Reproduce every entry that follows word for word, but omit the images.
[start]
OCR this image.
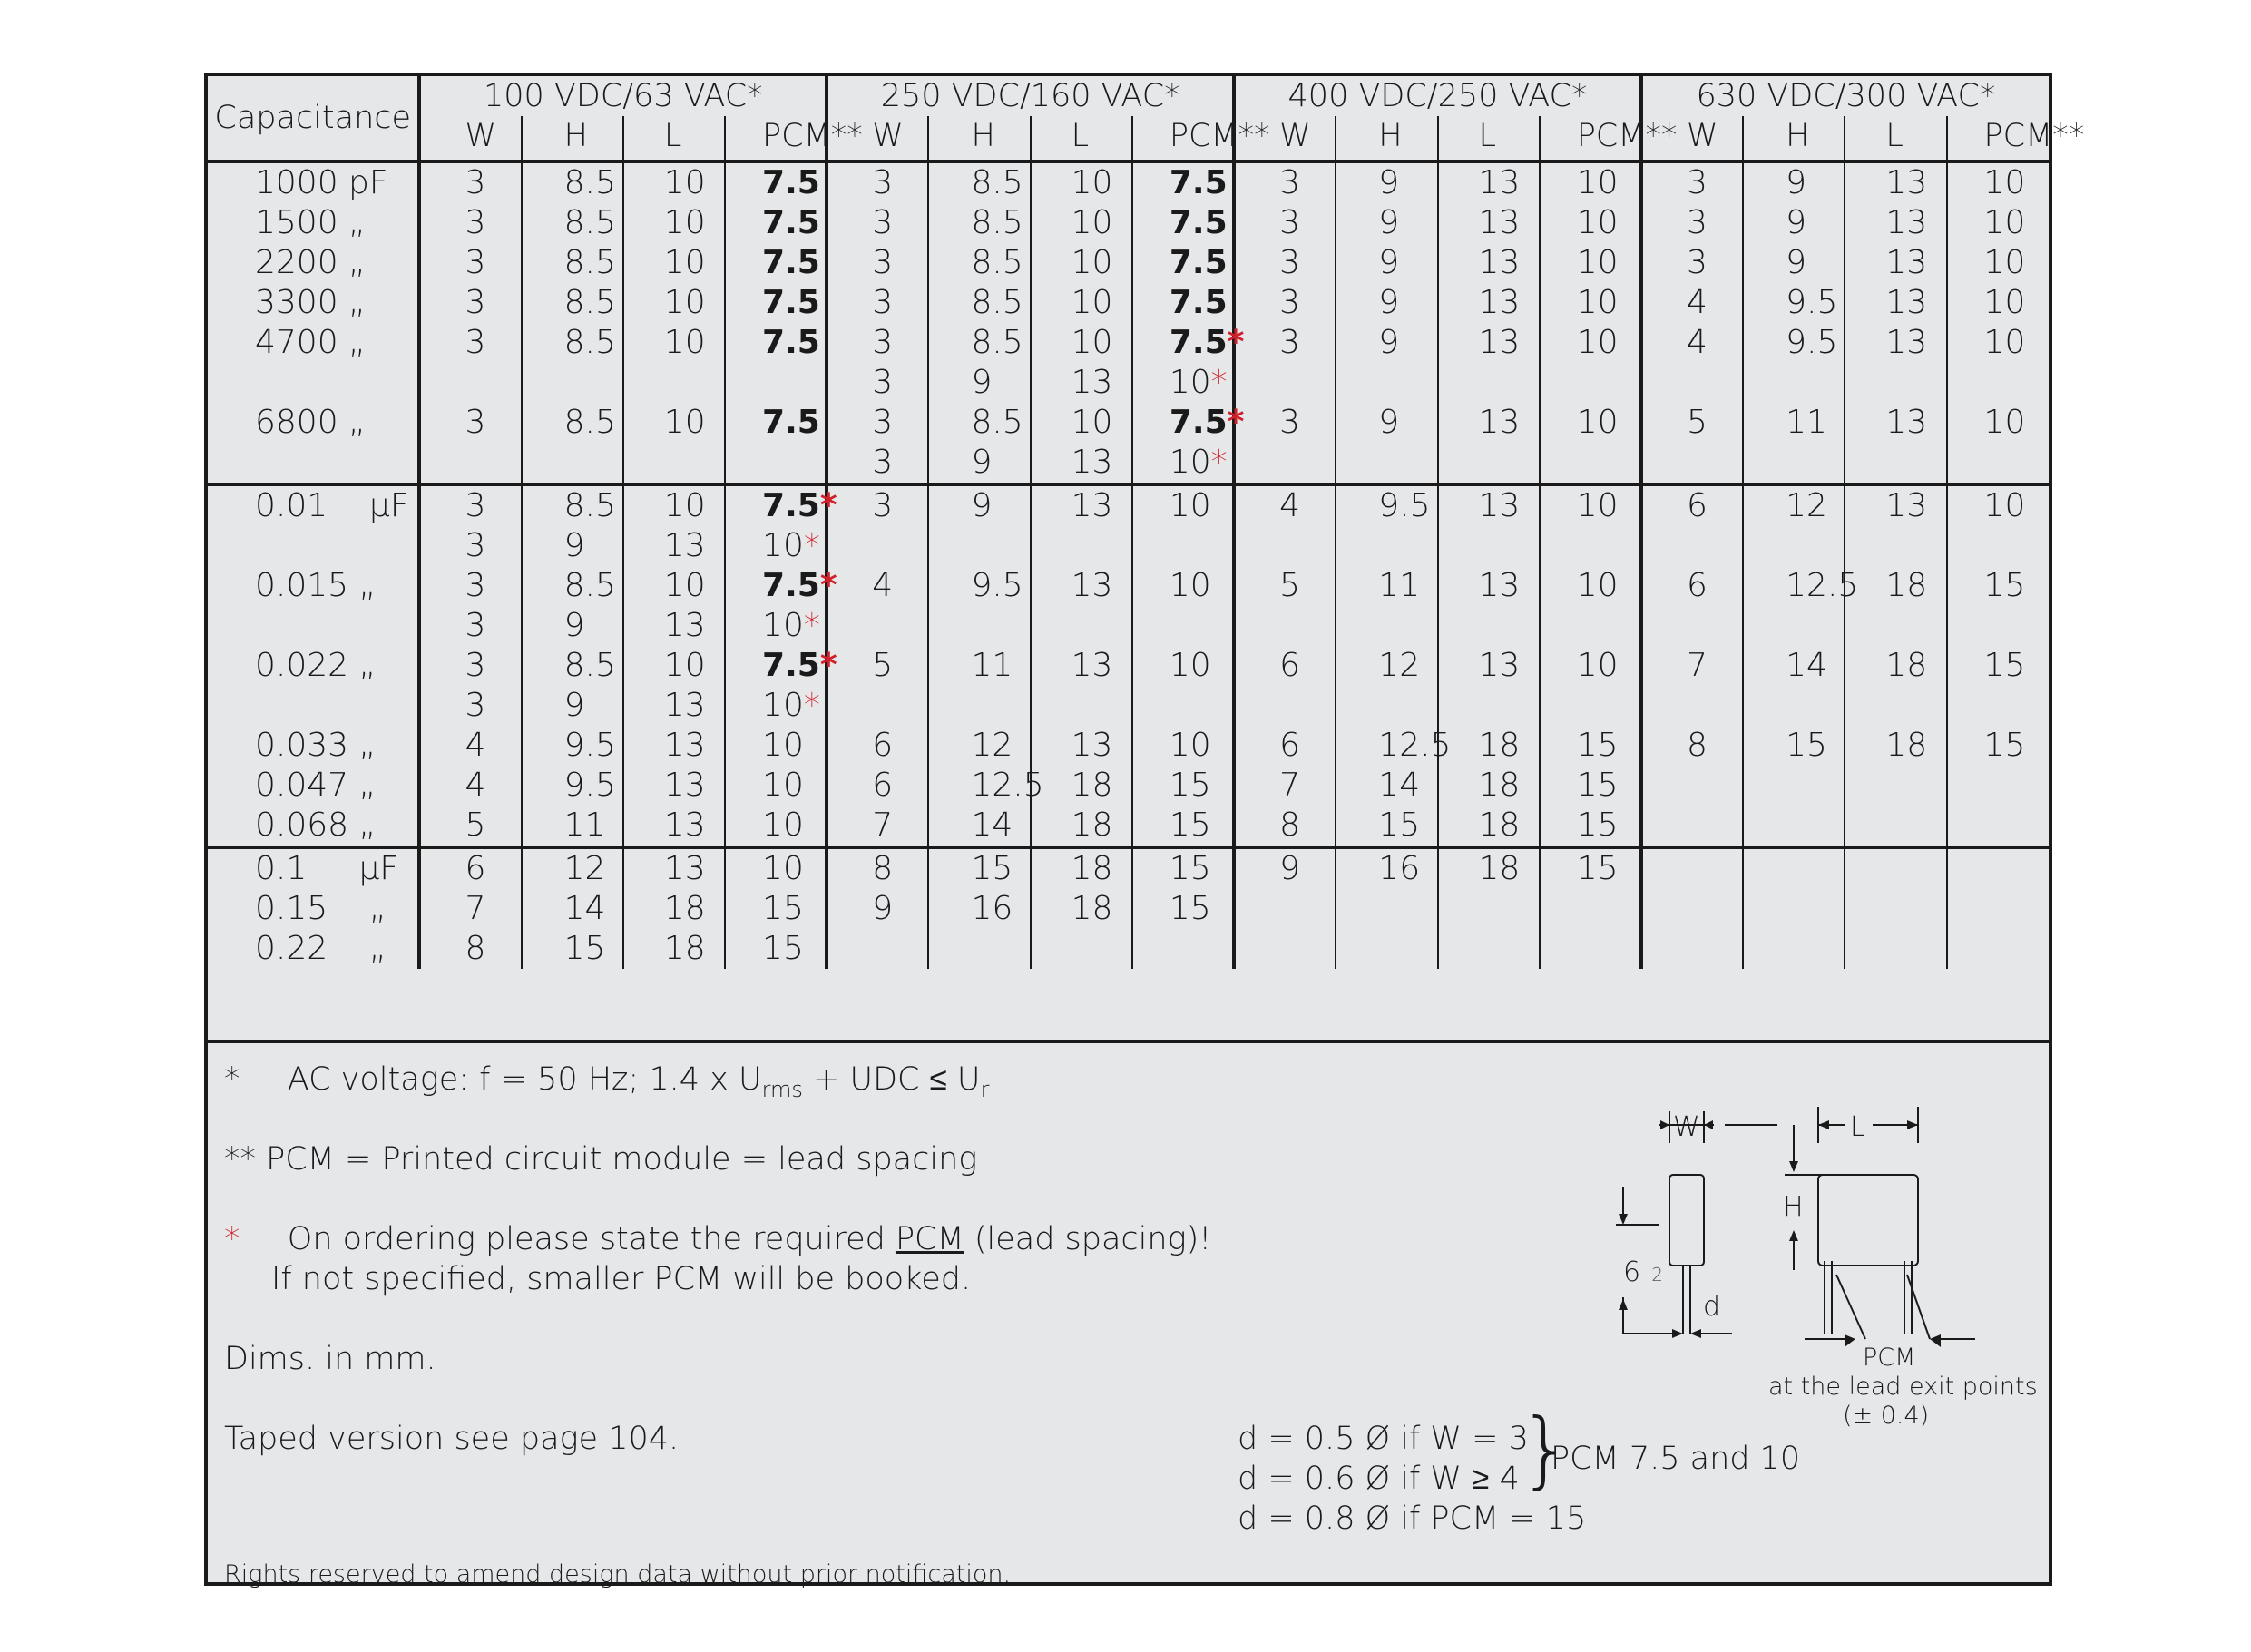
Capacitance	100 VDC/63 VAC*				250 VDC/160 VAC*				400 VDC/250 VAC*				630 VDC/300 VAC*			
	W	H	L	PCM**	W	H	L	PCM**	W	H	L	PCM**	W	H	L	PCM**
1000 pF	3	8.5	10	7.5	3	8.5	10	7.5	3	9	13	10	3	9	13	10
1500 „	3	8.5	10	7.5	3	8.5	10	7.5	3	9	13	10	3	9	13	10
2200 „	3	8.5	10	7.5	3	8.5	10	7.5	3	9	13	10	3	9	13	10
3300 „	3	8.5	10	7.5	3	8.5	10	7.5	3	9	13	10	4	9.5	13	10
4700 „	3	8.5	10	7.5	3	8.5	10	7.5*	3	9	13	10	4	9.5	13	10
					3	9	13	10*								
6800 „	3	8.5	10	7.5	3	8.5	10	7.5*	3	9	13	10	5	11	13	10
					3	9	13	10*								
0.01    µF	3	8.5	10	7.5*	3	9	13	10	4	9.5	13	10	6	12	13	10
	3	9	13	10*												
0.015 „	3	8.5	10	7.5*	4	9.5	13	10	5	11	13	10	6	12.5	18	15
	3	9	13	10*												
0.022 „	3	8.5	10	7.5*	5	11	13	10	6	12	13	10	7	14	18	15
	3	9	13	10*												
0.033 „	4	9.5	13	10	6	12	13	10	6	12.5	18	15	8	15	18	15
0.047 „	4	9.5	13	10	6	12.5	18	15	7	14	18	15				
0.068 „	5	11	13	10	7	14	18	15	8	15	18	15				
0.1     µF	6	12	13	10	8	15	18	15	9	16	18	15				
0.15    „	7	14	18	15	9	16	18	15								
0.22    „	8	15	18	15												
* AC voltage: f = 50 Hz; 1.4 x $U_{rms}$ + UDC ≤ $U_r$
** PCM = Printed circuit module = lead spacing
* On ordering please state the required PCM (lead spacing)!
If not specified, smaller PCM will be booked.
Dims. in mm.
Taped version see page 104.	d = 0.5 Ø if W = 3
d = 0.6 Ø if W ≥ 4
d = 0.8 Ø if PCM = 15
}
PCM 7.5 and 10
Rights reserved to amend design data without prior notification.
W	L
H
6 -2
d
PCM
at the lead exit points
(± 0.4)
[end]
**Completed exercise**:
OCR this image.
Capacitance	100 VDC/63 VAC*				250 VDC/160 VAC*				400 VDC/250 VAC*				630 VDC/300 VAC*			
	W	H	L	PCM**	W	H	L	PCM**	W	H	L	PCM**	W	H	L	PCM**
1000 pF	3	8.5	10	7.5	3	8.5	10	7.5	3	9	13	10	3	9	13	10
1500 „	3	8.5	10	7.5	3	8.5	10	7.5	3	9	13	10	3	9	13	10
2200 „	3	8.5	10	7.5	3	8.5	10	7.5	3	9	13	10	3	9	13	10
3300 „	3	8.5	10	7.5	3	8.5	10	7.5	3	9	13	10	4	9.5	13	10
4700 „	3	8.5	10	7.5	3	8.5	10	7.5*	3	9	13	10	4	9.5	13	10
					3	9	13	10*								
6800 „	3	8.5	10	7.5	3	8.5	10	7.5*	3	9	13	10	5	11	13	10
					3	9	13	10*								
0.01    µF	3	8.5	10	7.5*	3	9	13	10	4	9.5	13	10	6	12	13	10
	3	9	13	10*												
0.015 „	3	8.5	10	7.5*	4	9.5	13	10	5	11	13	10	6	12.5	18	15
	3	9	13	10*												
0.022 „	3	8.5	10	7.5*	5	11	13	10	6	12	13	10	7	14	18	15
	3	9	13	10*												
0.033 „	4	9.5	13	10	6	12	13	10	6	12.5	18	15	8	15	18	15
0.047 „	4	9.5	13	10	6	12.5	18	15	7	14	18	15				
0.068 „	5	11	13	10	7	14	18	15	8	15	18	15				
0.1     µF	6	12	13	10	8	15	18	15	9	16	18	15				
0.15    „	7	14	18	15	9	16	18	15								
0.22    „	8	15	18	15												
* AC voltage: f = 50 Hz; 1.4 x $U_{rms}$ + UDC ≤ $U_r$
** PCM = Printed circuit module = lead spacing
* On ordering please state the required PCM (lead spacing)!
If not specified, smaller PCM will be booked.
Dims. in mm.
Taped version see page 104.	d = 0.5 Ø if W = 3
d = 0.6 Ø if W ≥ 4
d = 0.8 Ø if PCM = 15
}
PCM 7.5 and 10
Rights reserved to amend design data without prior notification.
W	L
H
6 -2
d
PCM
at the lead exit points
(± 0.4)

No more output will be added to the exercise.